▶ **DATA TO USE**
+++
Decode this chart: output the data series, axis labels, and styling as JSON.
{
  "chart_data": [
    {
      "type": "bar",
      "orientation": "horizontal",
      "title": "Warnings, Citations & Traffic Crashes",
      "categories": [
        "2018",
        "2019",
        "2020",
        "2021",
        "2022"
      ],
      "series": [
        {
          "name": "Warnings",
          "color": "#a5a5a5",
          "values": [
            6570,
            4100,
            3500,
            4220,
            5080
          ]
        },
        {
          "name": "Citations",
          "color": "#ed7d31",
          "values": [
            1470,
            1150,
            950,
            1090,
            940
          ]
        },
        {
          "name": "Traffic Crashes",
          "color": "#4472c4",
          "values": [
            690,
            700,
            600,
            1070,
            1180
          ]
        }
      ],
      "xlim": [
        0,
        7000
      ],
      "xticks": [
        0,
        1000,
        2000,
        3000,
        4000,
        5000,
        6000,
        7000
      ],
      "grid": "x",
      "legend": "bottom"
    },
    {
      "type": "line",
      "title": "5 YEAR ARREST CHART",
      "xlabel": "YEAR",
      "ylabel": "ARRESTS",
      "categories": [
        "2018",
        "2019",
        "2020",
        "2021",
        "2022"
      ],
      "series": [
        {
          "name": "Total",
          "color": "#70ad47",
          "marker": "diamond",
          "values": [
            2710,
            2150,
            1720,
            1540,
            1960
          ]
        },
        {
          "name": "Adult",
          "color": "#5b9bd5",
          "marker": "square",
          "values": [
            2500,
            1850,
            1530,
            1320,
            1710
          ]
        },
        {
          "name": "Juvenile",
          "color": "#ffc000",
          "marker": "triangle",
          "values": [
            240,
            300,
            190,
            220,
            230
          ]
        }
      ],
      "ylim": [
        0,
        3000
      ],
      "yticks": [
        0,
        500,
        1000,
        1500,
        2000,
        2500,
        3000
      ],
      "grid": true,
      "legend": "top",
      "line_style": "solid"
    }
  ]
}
+++
Word for word, quote all of the data above.

Decode this chart: output the data series, axis labels, and styling as JSON.
{
  "chart_data": [
    {
      "type": "bar",
      "orientation": "horizontal",
      "title": "Warnings, Citations & Traffic Crashes",
      "categories": [
        "2018",
        "2019",
        "2020",
        "2021",
        "2022"
      ],
      "series": [
        {
          "name": "Warnings",
          "color": "#a5a5a5",
          "values": [
            6570,
            4100,
            3500,
            4220,
            5080
          ]
        },
        {
          "name": "Citations",
          "color": "#ed7d31",
          "values": [
            1470,
            1150,
            950,
            1090,
            940
          ]
        },
        {
          "name": "Traffic Crashes",
          "color": "#4472c4",
          "values": [
            690,
            700,
            600,
            1070,
            1180
          ]
        }
      ],
      "xlim": [
        0,
        7000
      ],
      "xticks": [
        0,
        1000,
        2000,
        3000,
        4000,
        5000,
        6000,
        7000
      ],
      "grid": "x",
      "legend": "bottom"
    },
    {
      "type": "line",
      "title": "5 YEAR ARREST CHART",
      "xlabel": "YEAR",
      "ylabel": "ARRESTS",
      "categories": [
        "2018",
        "2019",
        "2020",
        "2021",
        "2022"
      ],
      "series": [
        {
          "name": "Total",
          "color": "#70ad47",
          "marker": "diamond",
          "values": [
            2710,
            2150,
            1720,
            1540,
            1960
          ]
        },
        {
          "name": "Adult",
          "color": "#5b9bd5",
          "marker": "square",
          "values": [
            2500,
            1850,
            1530,
            1320,
            1710
          ]
        },
        {
          "name": "Juvenile",
          "color": "#ffc000",
          "marker": "triangle",
          "values": [
            240,
            300,
            190,
            220,
            230
          ]
        }
      ],
      "ylim": [
        0,
        3000
      ],
      "yticks": [
        0,
        500,
        1000,
        1500,
        2000,
        2500,
        3000
      ],
      "grid": true,
      "legend": "top",
      "line_style": "solid"
    }
  ]
}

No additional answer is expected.